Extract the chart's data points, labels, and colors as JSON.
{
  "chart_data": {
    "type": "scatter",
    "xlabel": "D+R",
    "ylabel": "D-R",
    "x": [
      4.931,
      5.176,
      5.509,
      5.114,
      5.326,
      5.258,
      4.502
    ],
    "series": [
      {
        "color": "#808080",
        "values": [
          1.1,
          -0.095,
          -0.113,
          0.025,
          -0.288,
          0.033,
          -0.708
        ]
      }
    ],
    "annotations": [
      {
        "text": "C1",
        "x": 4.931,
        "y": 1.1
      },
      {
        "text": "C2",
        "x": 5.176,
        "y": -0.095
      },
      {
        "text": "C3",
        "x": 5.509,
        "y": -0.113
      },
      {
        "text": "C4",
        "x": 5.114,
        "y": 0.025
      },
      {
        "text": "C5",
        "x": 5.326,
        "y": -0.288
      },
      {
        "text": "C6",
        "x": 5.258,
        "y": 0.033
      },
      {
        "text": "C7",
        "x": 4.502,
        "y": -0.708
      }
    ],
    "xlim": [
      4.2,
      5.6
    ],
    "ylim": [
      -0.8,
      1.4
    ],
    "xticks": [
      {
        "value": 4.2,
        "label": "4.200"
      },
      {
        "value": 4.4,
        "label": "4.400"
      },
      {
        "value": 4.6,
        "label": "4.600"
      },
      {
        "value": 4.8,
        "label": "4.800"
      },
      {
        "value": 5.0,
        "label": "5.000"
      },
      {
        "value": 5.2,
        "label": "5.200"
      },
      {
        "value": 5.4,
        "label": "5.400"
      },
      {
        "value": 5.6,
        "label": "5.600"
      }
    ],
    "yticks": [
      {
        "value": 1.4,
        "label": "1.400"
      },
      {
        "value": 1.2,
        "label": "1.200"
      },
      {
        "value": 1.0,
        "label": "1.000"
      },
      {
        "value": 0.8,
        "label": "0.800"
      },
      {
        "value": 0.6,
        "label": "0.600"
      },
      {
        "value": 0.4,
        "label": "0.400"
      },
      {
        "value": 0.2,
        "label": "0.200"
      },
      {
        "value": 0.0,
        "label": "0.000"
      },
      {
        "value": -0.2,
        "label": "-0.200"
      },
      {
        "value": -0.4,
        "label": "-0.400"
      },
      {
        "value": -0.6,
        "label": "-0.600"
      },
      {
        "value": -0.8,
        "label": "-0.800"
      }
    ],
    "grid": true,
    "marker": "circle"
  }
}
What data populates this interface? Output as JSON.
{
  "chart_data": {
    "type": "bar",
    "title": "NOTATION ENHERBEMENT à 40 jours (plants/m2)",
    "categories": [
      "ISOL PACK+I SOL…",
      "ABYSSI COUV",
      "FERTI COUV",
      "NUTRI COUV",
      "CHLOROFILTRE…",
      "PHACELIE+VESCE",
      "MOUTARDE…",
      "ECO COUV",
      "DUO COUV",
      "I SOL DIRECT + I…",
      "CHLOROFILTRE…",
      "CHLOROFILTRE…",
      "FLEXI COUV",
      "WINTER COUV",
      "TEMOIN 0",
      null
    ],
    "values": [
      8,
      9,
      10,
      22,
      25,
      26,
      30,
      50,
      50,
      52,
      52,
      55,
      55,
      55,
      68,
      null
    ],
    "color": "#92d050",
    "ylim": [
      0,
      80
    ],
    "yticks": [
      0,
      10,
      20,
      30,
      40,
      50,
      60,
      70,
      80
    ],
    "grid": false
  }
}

_ _ _ _ _ _ _

SHORT PROBLEM:
Return every line exactly.

EXERCISE SOLUTION:
Extract the chart's data points, labels, and colors as JSON.
{
  "chart_data": {
    "type": "scatter",
    "xlabel": "D+R",
    "ylabel": "D-R",
    "x": [
      4.931,
      5.176,
      5.509,
      5.114,
      5.326,
      5.258,
      4.502
    ],
    "series": [
      {
        "color": "#808080",
        "values": [
          1.1,
          -0.095,
          -0.113,
          0.025,
          -0.288,
          0.033,
          -0.708
        ]
      }
    ],
    "annotations": [
      {
        "text": "C1",
        "x": 4.931,
        "y": 1.1
      },
      {
        "text": "C2",
        "x": 5.176,
        "y": -0.095
      },
      {
        "text": "C3",
        "x": 5.509,
        "y": -0.113
      },
      {
        "text": "C4",
        "x": 5.114,
        "y": 0.025
      },
      {
        "text": "C5",
        "x": 5.326,
        "y": -0.288
      },
      {
        "text": "C6",
        "x": 5.258,
        "y": 0.033
      },
      {
        "text": "C7",
        "x": 4.502,
        "y": -0.708
      }
    ],
    "xlim": [
      4.2,
      5.6
    ],
    "ylim": [
      -0.8,
      1.4
    ],
    "xticks": [
      {
        "value": 4.2,
        "label": "4.200"
      },
      {
        "value": 4.4,
        "label": "4.400"
      },
      {
        "value": 4.6,
        "label": "4.600"
      },
      {
        "value": 4.8,
        "label": "4.800"
      },
      {
        "value": 5.0,
        "label": "5.000"
      },
      {
        "value": 5.2,
        "label": "5.200"
      },
      {
        "value": 5.4,
        "label": "5.400"
      },
      {
        "value": 5.6,
        "label": "5.600"
      }
    ],
    "yticks": [
      {
        "value": 1.4,
        "label": "1.400"
      },
      {
        "value": 1.2,
        "label": "1.200"
      },
      {
        "value": 1.0,
        "label": "1.000"
      },
      {
        "value": 0.8,
        "label": "0.800"
      },
      {
        "value": 0.6,
        "label": "0.600"
      },
      {
        "value": 0.4,
        "label": "0.400"
      },
      {
        "value": 0.2,
        "label": "0.200"
      },
      {
        "value": 0.0,
        "label": "0.000"
      },
      {
        "value": -0.2,
        "label": "-0.200"
      },
      {
        "value": -0.4,
        "label": "-0.400"
      },
      {
        "value": -0.6,
        "label": "-0.600"
      },
      {
        "value": -0.8,
        "label": "-0.800"
      }
    ],
    "grid": true,
    "marker": "circle"
  }
}
What data populates this interface? Output as JSON.
{
  "chart_data": {
    "type": "bar",
    "title": "NOTATION ENHERBEMENT à 40 jours (plants/m2)",
    "categories": [
      "ISOL PACK+I SOL…",
      "ABYSSI COUV",
      "FERTI COUV",
      "NUTRI COUV",
      "CHLOROFILTRE…",
      "PHACELIE+VESCE",
      "MOUTARDE…",
      "ECO COUV",
      "DUO COUV",
      "I SOL DIRECT + I…",
      "CHLOROFILTRE…",
      "CHLOROFILTRE…",
      "FLEXI COUV",
      "WINTER COUV",
      "TEMOIN 0",
      null
    ],
    "values": [
      8,
      9,
      10,
      22,
      25,
      26,
      30,
      50,
      50,
      52,
      52,
      55,
      55,
      55,
      68,
      null
    ],
    "color": "#92d050",
    "ylim": [
      0,
      80
    ],
    "yticks": [
      0,
      10,
      20,
      30,
      40,
      50,
      60,
      70,
      80
    ],
    "grid": false
  }
}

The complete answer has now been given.